++++ Study text

Before she opened Mo’s Wine Bar earlier this month, Maura Passanisi grew up in Alameda and was aware of the previous bar’s origin story. The Pop Inn bar, located at 1515 Park Street, operated from 1937 to 2007. It was followed by the Churchward Pub, which closed during the pandemic in 2020.
“There was a long history of the Alameda naval base,” Passanisi said. “Many of the bars here catered to the Navy and tended to be open from 6am to 2am.” Mo’s will close at midnight—a much more civilized hour, comparatively.
Passanisi felt very lucky to land on Park Street. After two unsuccessful attempts at opening a wine bar, her timing in 2021 was spot on.
“One of the things I found when we were remodeling was a lightbox sign that used to hang outside,” Passanisi said. “It says, ‘Open 6am.’ I plan on displaying it on my bar.”
Once she signed a lease, it took a little over two years to arrive at Mo’s grand opening on Dec. 16. Passanisi tried for nine months to secure a loan.
“I am a single woman, and even though I have a family with resources, no bank wanted to take a chance on a first-time owner of a bar,” she said. It didn’t help that so many bars and restaurants closed coming out of the pandemic.
After she received a loan through the Small Business Administration, permit approval ate up another year—even though she didn’t make significant changes to the interior.
“I’ve come to realize that not everyone wants to have that responsibility—paying for other people, and all the work that goes into it,” Passanisi said. “I guess I have an entrepreneurial spirit because I just always wanted to do it.”
Growing up, Passanisi’s father was interested in wine.
“It was always around and something we talked about,” she said. After college, she returned to Alameda and, after talking with the owner of a wine bar, she accepted a job offer. “I love talking to people about food and wine and asking someone what they’re looking for and pouring them a splash they can taste.”
She also takes pleasure from introducing customers to new wines they haven’t tried before.
“I know a little more about California and domestic wine, and a little more about French and Italian wine,” she said. “But there’s still so much out there I don’t know.”
Wine classes and publications abound, but Passanisi believes that a lot of information is passed down by word of mouth.

++++++++
++++ Data records

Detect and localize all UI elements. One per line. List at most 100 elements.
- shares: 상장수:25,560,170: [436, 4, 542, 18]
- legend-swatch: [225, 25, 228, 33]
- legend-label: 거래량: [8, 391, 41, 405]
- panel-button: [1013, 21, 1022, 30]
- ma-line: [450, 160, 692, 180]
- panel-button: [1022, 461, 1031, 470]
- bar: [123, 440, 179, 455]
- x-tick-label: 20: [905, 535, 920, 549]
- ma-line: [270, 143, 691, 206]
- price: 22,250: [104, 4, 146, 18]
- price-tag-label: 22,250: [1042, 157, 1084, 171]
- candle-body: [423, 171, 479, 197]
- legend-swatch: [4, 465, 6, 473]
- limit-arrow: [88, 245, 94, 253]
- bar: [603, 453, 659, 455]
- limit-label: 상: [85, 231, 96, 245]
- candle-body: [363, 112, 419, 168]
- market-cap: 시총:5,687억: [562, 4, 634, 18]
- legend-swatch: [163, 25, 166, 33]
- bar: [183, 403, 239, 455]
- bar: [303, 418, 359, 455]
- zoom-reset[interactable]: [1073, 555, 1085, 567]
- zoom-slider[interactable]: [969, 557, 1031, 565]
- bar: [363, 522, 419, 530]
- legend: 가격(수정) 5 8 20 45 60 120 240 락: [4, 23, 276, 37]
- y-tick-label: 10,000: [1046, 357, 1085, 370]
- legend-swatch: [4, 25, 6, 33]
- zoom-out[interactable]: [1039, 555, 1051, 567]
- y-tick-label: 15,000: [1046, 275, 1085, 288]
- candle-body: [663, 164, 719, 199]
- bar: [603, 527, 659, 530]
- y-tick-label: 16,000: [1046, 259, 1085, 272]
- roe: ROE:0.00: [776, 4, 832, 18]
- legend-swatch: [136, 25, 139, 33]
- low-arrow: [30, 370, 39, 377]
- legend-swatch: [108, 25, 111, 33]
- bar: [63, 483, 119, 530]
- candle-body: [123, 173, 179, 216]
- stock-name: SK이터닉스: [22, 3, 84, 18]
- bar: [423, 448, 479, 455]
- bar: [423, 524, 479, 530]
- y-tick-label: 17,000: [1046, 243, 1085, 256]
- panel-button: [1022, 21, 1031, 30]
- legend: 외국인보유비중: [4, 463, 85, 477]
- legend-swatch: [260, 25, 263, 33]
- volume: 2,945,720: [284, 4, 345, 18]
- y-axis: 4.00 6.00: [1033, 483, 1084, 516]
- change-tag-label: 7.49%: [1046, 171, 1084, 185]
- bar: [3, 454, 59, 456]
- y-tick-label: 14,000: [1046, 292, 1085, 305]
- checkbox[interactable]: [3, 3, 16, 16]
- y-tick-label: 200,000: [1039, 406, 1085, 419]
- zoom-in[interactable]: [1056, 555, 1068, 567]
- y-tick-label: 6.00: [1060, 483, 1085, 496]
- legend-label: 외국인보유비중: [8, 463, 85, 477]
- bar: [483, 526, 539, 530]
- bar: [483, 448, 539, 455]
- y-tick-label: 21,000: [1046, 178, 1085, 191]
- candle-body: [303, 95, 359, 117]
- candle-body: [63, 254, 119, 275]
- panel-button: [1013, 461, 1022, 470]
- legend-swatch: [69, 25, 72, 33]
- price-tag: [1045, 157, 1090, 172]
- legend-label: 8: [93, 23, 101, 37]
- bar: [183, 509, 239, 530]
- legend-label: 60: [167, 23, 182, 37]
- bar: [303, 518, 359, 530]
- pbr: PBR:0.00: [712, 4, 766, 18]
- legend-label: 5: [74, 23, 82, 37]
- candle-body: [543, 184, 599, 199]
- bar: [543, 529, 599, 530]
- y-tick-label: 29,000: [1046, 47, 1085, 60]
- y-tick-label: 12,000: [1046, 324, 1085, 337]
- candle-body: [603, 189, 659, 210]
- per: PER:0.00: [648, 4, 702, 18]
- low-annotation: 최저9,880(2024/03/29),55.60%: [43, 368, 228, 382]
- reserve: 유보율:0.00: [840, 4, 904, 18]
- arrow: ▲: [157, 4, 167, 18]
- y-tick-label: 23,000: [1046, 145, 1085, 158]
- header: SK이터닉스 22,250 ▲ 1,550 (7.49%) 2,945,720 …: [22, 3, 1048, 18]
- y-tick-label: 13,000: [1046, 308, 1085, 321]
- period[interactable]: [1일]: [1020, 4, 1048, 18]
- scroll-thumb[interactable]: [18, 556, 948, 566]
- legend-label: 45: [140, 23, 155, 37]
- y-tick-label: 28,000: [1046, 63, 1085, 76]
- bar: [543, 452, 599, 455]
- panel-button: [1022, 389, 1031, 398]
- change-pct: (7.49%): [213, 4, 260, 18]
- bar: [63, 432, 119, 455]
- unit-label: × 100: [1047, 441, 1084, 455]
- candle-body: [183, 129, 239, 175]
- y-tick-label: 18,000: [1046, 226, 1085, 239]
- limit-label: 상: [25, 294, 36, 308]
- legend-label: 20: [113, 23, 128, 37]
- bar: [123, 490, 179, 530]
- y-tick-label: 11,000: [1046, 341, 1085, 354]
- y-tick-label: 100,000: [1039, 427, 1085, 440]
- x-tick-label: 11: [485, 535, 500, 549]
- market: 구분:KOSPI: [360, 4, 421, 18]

++++++++

• _Task goal_:
Translate this sentence from the article about Mo’s Wine Bar into Spanish: "Once she signed a lease, it took a little over two years to arrive at Mo’s grand opening on Dec. 16."

• _Finished exercise_:
Una vez que firmó el contrato de arrendamiento, pasaron poco más de dos años hasta llegar a la gran inauguración de Mo’s el 16 de diciembre.